WRITTEN TASK –
Omit the pictures, then reproduce every remaining record exactly.

(Extracted records)
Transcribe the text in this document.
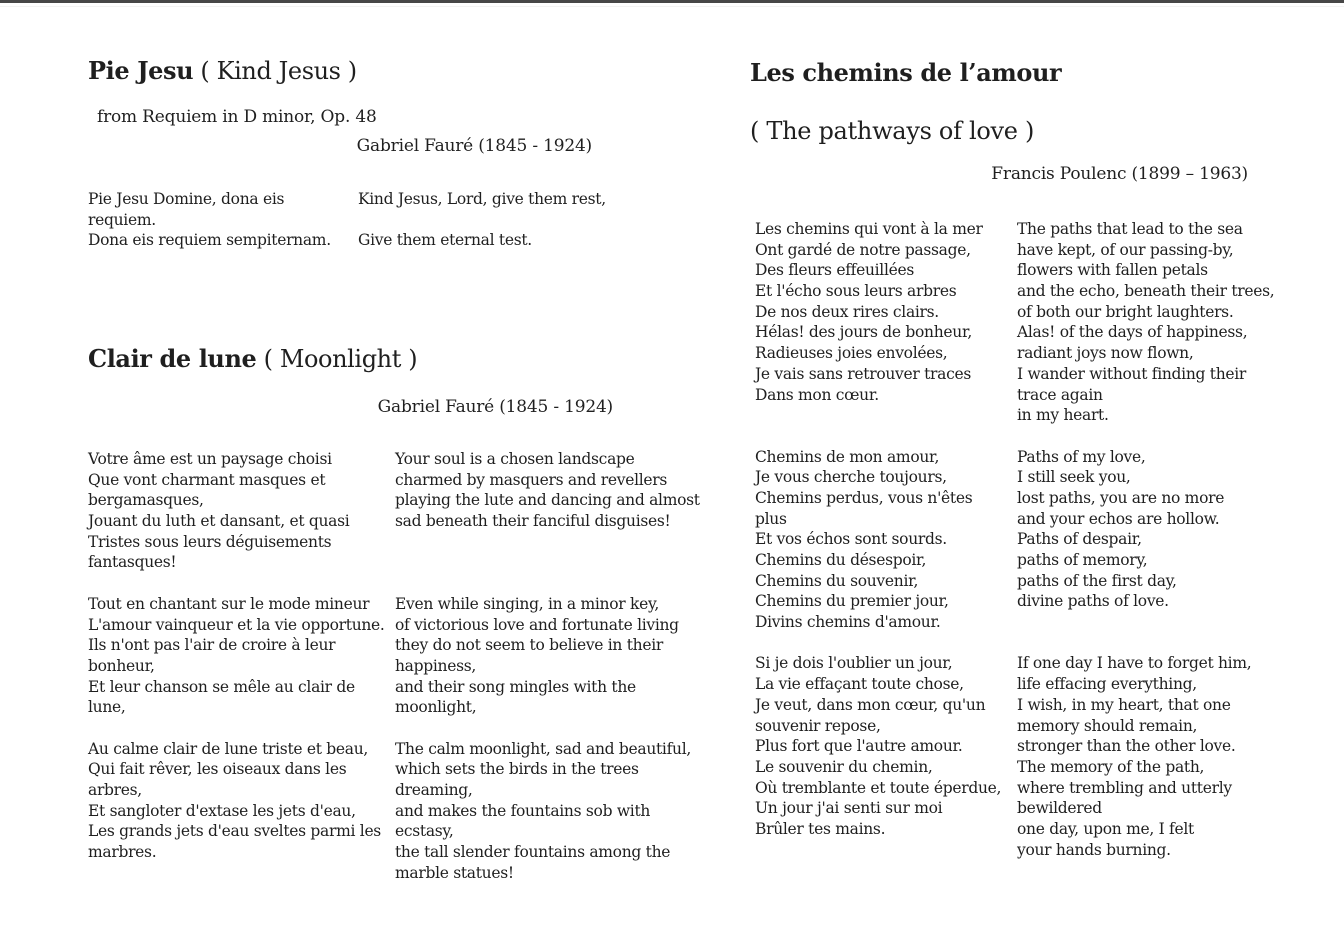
Pie Jesu ( Kind Jesus )
from Requiem in D minor, Op. 48
Gabriel Fauré (1845 - 1924)
Pie Jesu Domine, dona eis
requiem.
Dona eis requiem sempiternam.
Kind Jesus, Lord, give them rest,

Give them eternal test.
Clair de lune ( Moonlight )
Gabriel Fauré (1845 - 1924)
Votre âme est un paysage choisi
Que vont charmant masques et
bergamasques,
Jouant du luth et dansant, et quasi
Tristes sous leurs déguisements
fantasques!
Your soul is a chosen landscape
charmed by masquers and revellers
playing the lute and dancing and almost
sad beneath their fanciful disguises!
Tout en chantant sur le mode mineur
L'amour vainqueur et la vie opportune.
Ils n'ont pas l'air de croire à leur
bonheur,
Et leur chanson se mêle au clair de
lune,
Even while singing, in a minor key,
of victorious love and fortunate living
they do not seem to believe in their
happiness,
and their song mingles with the
moonlight,
Au calme clair de lune triste et beau,
Qui fait rêver, les oiseaux dans les
arbres,
Et sangloter d'extase les jets d'eau,
Les grands jets d'eau sveltes parmi les
marbres.
The calm moonlight, sad and beautiful,
which sets the birds in the trees
dreaming,
and makes the fountains sob with
ecstasy,
the tall slender fountains among the
marble statues!
Les chemins de l’amour
( The pathways of love )
Francis Poulenc (1899 – 1963)
Les chemins qui vont à la mer
Ont gardé de notre passage,
Des fleurs effeuillées
Et l'écho sous leurs arbres
De nos deux rires clairs.
Hélas! des jours de bonheur,
Radieuses joies envolées,
Je vais sans retrouver traces
Dans mon cœur.
The paths that lead to the sea
have kept, of our passing-by,
flowers with fallen petals
and the echo, beneath their trees,
of both our bright laughters.
Alas! of the days of happiness,
radiant joys now flown,
I wander without finding their
trace again
in my heart.
Chemins de mon amour,
Je vous cherche toujours,
Chemins perdus, vous n'êtes
plus
Et vos échos sont sourds.
Chemins du désespoir,
Chemins du souvenir,
Chemins du premier jour,
Divins chemins d'amour.
Paths of my love,
I still seek you,
lost paths, you are no more
and your echos are hollow.
Paths of despair,
paths of memory,
paths of the first day,
divine paths of love.
Si je dois l'oublier un jour,
La vie effaçant toute chose,
Je veut, dans mon cœur, qu'un
souvenir repose,
Plus fort que l'autre amour.
Le souvenir du chemin,
Où tremblante et toute éperdue,
Un jour j'ai senti sur moi
Brûler tes mains.
If one day I have to forget him,
life effacing everything,
I wish, in my heart, that one
memory should remain,
stronger than the other love.
The memory of the path,
where trembling and utterly
bewildered
one day, upon me, I felt
your hands burning.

SOLUTION TO THE EXERCISE –
Transcribe the text in this document.
Pie Jesu ( Kind Jesus )
from Requiem in D minor, Op. 48
Gabriel Fauré (1845 - 1924)
Pie Jesu Domine, dona eis
requiem.
Dona eis requiem sempiternam.
Kind Jesus, Lord, give them rest,

Give them eternal test.
Clair de lune ( Moonlight )
Gabriel Fauré (1845 - 1924)
Votre âme est un paysage choisi
Que vont charmant masques et
bergamasques,
Jouant du luth et dansant, et quasi
Tristes sous leurs déguisements
fantasques!
Your soul is a chosen landscape
charmed by masquers and revellers
playing the lute and dancing and almost
sad beneath their fanciful disguises!
Tout en chantant sur le mode mineur
L'amour vainqueur et la vie opportune.
Ils n'ont pas l'air de croire à leur
bonheur,
Et leur chanson se mêle au clair de
lune,
Even while singing, in a minor key,
of victorious love and fortunate living
they do not seem to believe in their
happiness,
and their song mingles with the
moonlight,
Au calme clair de lune triste et beau,
Qui fait rêver, les oiseaux dans les
arbres,
Et sangloter d'extase les jets d'eau,
Les grands jets d'eau sveltes parmi les
marbres.
The calm moonlight, sad and beautiful,
which sets the birds in the trees
dreaming,
and makes the fountains sob with
ecstasy,
the tall slender fountains among the
marble statues!
Les chemins de l’amour
( The pathways of love )
Francis Poulenc (1899 – 1963)
Les chemins qui vont à la mer
Ont gardé de notre passage,
Des fleurs effeuillées
Et l'écho sous leurs arbres
De nos deux rires clairs.
Hélas! des jours de bonheur,
Radieuses joies envolées,
Je vais sans retrouver traces
Dans mon cœur.
The paths that lead to the sea
have kept, of our passing-by,
flowers with fallen petals
and the echo, beneath their trees,
of both our bright laughters.
Alas! of the days of happiness,
radiant joys now flown,
I wander without finding their
trace again
in my heart.
Chemins de mon amour,
Je vous cherche toujours,
Chemins perdus, vous n'êtes
plus
Et vos échos sont sourds.
Chemins du désespoir,
Chemins du souvenir,
Chemins du premier jour,
Divins chemins d'amour.
Paths of my love,
I still seek you,
lost paths, you are no more
and your echos are hollow.
Paths of despair,
paths of memory,
paths of the first day,
divine paths of love.
Si je dois l'oublier un jour,
La vie effaçant toute chose,
Je veut, dans mon cœur, qu'un
souvenir repose,
Plus fort que l'autre amour.
Le souvenir du chemin,
Où tremblante et toute éperdue,
Un jour j'ai senti sur moi
Brûler tes mains.
If one day I have to forget him,
life effacing everything,
I wish, in my heart, that one
memory should remain,
stronger than the other love.
The memory of the path,
where trembling and utterly
bewildered
one day, upon me, I felt
your hands burning.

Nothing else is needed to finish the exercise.